--- START ---

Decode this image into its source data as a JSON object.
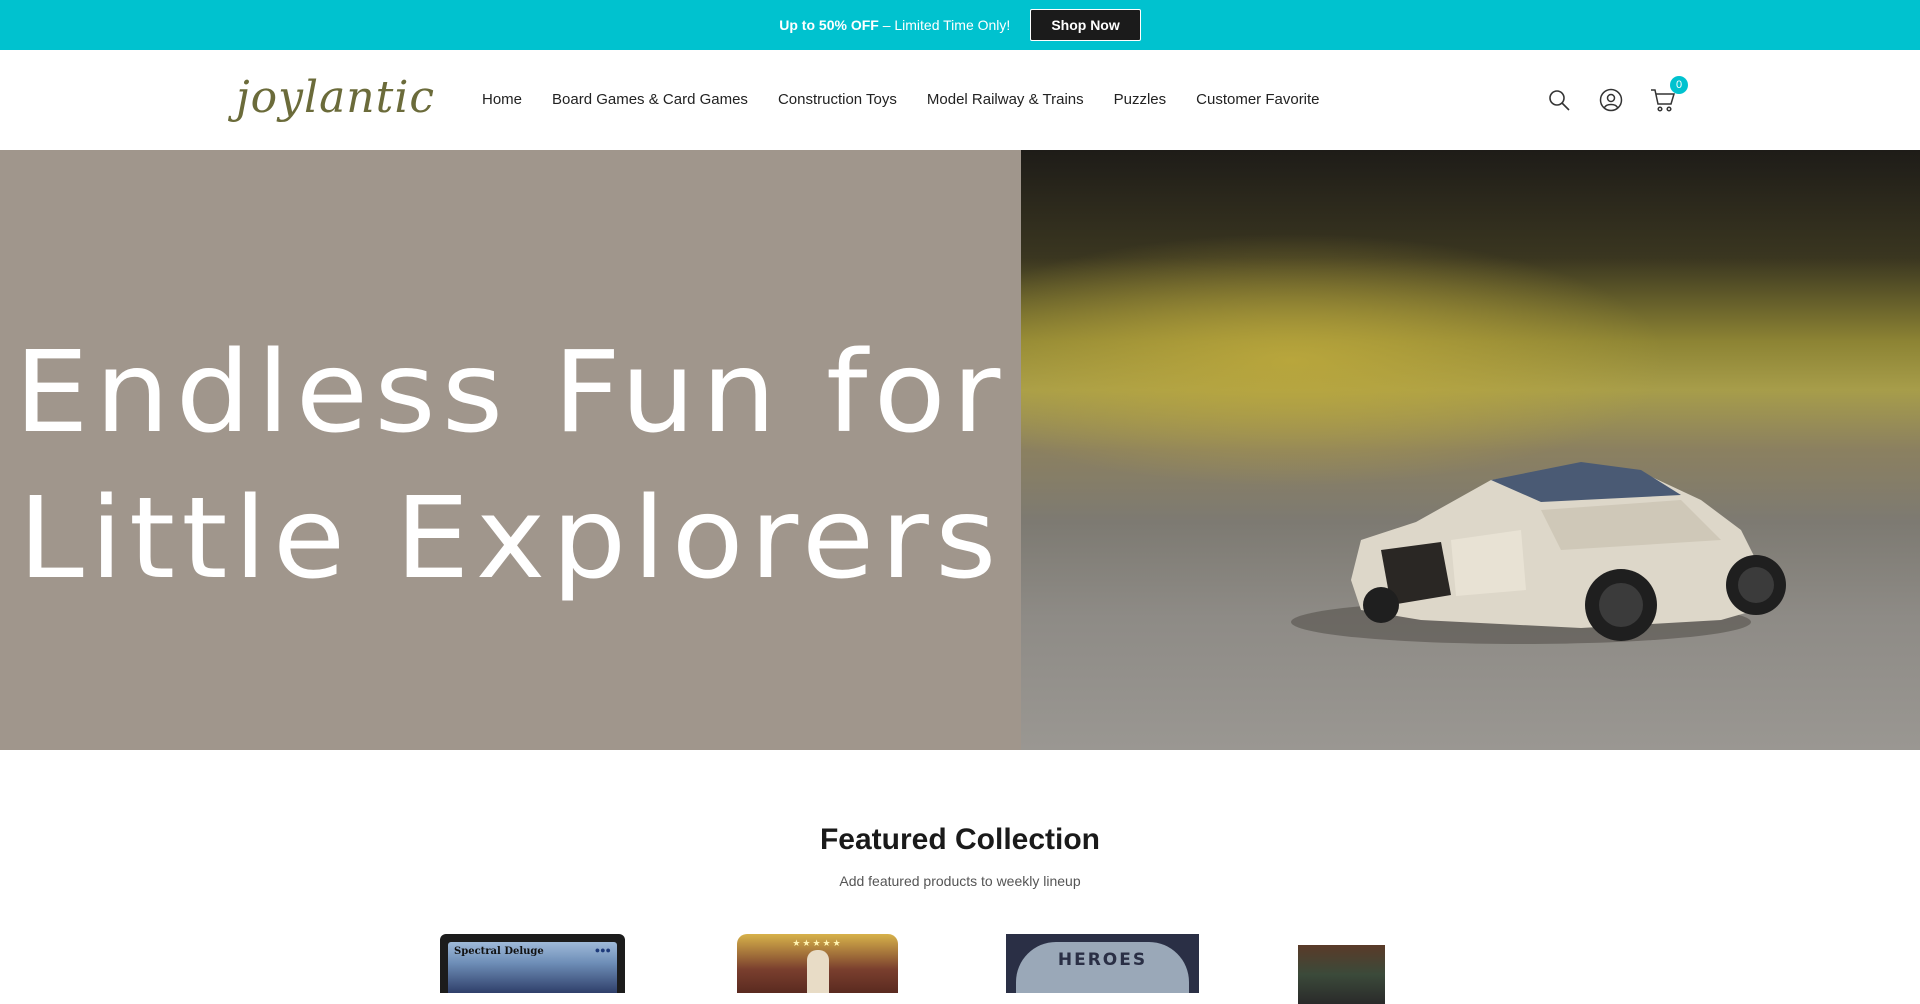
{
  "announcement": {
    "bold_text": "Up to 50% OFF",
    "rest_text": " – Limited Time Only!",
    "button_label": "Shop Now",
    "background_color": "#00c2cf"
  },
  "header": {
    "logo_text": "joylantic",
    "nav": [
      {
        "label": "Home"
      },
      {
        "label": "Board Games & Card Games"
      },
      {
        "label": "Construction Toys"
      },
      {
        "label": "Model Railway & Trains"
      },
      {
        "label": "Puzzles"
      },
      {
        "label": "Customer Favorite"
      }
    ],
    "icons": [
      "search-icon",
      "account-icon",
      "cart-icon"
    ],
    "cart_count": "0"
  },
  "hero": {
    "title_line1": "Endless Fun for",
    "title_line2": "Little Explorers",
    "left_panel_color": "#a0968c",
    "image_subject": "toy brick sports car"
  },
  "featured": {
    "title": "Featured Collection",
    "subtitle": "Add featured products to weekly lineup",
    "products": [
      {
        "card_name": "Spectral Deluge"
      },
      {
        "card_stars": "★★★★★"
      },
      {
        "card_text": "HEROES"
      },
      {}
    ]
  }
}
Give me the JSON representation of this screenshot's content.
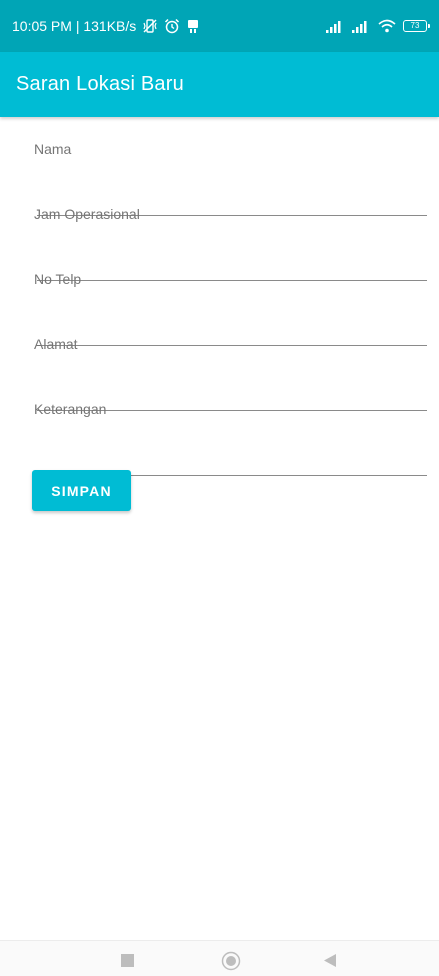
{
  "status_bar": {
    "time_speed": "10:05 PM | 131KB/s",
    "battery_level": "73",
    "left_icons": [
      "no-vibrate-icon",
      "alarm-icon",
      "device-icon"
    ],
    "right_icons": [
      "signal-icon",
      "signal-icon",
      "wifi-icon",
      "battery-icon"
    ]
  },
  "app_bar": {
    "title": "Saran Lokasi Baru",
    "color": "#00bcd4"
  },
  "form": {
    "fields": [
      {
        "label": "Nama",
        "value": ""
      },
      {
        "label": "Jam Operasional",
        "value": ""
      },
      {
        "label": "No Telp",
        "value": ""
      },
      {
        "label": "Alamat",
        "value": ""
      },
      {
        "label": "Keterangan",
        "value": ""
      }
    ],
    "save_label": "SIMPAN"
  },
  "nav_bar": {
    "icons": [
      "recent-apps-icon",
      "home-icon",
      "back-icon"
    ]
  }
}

--- END ---

What you have to do: Wherever the word "JSON" occurs in a line of the listing, copy that line.

Response for this exercise:
Decode this image into its source data as a JSON object.
Give me the JSON representation of this screenshot's content.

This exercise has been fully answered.